#### [What this task involves]
Using the data below, copy every line that contains the word "Writ".

Rows from a dataset
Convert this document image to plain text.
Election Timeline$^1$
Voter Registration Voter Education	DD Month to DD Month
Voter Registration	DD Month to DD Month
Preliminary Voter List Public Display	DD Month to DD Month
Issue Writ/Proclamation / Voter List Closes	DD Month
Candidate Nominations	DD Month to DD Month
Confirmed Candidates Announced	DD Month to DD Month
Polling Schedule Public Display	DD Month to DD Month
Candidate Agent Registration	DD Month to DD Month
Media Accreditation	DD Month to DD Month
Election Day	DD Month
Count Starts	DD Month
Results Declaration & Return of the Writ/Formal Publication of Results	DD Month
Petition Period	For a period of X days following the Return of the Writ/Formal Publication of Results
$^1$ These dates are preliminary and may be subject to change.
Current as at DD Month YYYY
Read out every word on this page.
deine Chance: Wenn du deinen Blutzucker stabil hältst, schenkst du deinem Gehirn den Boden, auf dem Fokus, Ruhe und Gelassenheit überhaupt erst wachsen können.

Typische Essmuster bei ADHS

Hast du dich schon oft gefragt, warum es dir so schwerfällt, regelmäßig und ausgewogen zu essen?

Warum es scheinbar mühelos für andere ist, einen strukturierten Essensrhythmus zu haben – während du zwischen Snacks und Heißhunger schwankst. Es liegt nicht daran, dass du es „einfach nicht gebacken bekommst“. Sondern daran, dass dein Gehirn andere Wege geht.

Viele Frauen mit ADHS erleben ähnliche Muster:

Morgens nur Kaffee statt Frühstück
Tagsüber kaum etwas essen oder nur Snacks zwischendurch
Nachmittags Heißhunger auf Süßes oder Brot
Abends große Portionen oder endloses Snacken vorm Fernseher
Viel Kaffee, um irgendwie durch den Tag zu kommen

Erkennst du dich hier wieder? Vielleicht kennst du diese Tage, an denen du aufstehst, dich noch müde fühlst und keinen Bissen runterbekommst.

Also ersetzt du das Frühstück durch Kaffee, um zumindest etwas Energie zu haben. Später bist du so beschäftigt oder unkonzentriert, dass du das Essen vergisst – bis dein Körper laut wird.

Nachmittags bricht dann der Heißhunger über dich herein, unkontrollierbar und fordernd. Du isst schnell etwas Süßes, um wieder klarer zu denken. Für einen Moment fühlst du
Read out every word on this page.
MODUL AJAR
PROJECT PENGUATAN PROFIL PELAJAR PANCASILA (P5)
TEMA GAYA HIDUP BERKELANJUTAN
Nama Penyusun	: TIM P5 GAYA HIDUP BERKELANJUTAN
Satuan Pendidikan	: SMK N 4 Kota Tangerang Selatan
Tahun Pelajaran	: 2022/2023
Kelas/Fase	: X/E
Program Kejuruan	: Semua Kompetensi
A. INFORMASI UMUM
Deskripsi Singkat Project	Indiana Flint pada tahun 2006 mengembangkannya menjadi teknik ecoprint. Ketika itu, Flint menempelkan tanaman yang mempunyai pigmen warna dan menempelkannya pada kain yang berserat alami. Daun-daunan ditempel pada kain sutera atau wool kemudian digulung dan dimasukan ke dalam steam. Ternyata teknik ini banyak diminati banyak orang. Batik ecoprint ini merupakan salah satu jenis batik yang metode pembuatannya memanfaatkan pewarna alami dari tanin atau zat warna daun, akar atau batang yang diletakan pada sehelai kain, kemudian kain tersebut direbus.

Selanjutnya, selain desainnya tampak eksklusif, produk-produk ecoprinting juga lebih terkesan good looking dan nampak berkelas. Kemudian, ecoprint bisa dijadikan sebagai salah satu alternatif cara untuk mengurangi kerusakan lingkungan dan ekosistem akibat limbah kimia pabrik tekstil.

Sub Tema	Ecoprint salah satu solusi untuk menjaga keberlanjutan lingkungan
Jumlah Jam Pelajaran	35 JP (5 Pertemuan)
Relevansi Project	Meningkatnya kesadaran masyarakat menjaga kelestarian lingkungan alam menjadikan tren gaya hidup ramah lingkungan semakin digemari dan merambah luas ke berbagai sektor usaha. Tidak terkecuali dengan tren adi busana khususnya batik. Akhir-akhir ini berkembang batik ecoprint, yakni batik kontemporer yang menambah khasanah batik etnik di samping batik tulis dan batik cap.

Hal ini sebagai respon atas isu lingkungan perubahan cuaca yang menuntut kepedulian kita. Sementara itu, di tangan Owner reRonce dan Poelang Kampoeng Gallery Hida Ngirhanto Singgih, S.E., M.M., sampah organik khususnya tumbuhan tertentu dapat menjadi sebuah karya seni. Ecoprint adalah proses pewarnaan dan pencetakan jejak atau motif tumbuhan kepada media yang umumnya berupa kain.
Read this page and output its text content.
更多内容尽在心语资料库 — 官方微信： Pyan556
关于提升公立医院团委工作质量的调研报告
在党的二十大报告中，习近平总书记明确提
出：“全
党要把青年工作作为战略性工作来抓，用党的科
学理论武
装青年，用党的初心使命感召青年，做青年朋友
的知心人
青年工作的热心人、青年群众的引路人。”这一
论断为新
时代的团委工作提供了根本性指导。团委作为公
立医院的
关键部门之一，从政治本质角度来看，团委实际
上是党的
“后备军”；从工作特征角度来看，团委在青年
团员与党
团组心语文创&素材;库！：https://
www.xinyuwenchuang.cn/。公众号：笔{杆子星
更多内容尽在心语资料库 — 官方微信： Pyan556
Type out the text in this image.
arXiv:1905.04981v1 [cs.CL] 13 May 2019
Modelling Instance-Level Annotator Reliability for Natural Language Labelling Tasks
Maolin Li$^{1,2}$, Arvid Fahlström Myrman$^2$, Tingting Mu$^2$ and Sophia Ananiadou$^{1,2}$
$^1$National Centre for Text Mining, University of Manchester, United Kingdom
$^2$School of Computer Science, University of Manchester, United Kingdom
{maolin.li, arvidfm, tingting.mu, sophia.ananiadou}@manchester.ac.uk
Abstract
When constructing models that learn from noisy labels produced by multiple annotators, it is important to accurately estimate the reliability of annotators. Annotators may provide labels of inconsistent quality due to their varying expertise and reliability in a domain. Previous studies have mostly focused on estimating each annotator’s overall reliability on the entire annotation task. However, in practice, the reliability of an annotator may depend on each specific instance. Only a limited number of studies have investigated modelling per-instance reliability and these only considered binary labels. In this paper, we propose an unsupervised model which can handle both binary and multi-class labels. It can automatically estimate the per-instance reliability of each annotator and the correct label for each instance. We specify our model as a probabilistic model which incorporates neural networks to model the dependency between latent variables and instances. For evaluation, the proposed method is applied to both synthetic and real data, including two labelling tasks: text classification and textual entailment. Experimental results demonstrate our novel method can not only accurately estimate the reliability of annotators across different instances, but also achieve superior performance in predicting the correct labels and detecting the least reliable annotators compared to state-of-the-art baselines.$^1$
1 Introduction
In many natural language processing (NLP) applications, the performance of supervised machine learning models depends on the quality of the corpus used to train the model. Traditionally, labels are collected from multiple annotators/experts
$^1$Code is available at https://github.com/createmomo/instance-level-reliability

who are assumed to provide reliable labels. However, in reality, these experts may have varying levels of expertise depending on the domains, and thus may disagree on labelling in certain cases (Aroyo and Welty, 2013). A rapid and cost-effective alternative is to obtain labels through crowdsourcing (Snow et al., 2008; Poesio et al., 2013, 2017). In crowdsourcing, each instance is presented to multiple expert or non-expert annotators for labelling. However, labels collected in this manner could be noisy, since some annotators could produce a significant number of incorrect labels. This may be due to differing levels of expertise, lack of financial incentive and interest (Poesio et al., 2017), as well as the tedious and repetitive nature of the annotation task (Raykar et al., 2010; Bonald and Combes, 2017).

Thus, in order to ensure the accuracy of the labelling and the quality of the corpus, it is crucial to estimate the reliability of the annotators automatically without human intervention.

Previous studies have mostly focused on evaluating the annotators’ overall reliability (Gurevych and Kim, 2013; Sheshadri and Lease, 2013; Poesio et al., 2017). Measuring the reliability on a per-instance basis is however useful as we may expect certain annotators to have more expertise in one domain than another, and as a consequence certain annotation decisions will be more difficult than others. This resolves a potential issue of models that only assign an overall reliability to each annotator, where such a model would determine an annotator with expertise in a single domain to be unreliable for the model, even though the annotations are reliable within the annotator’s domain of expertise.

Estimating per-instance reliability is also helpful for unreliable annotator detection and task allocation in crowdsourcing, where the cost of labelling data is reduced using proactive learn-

#### [Reply]
Issue Writ/Proclamation / Voter List Closes	DD Month
Results Declaration & Return of the Writ/Formal Publication of Results	DD Month
Petition Period	For a period of X days following the Return of the Writ/Formal Publication of Results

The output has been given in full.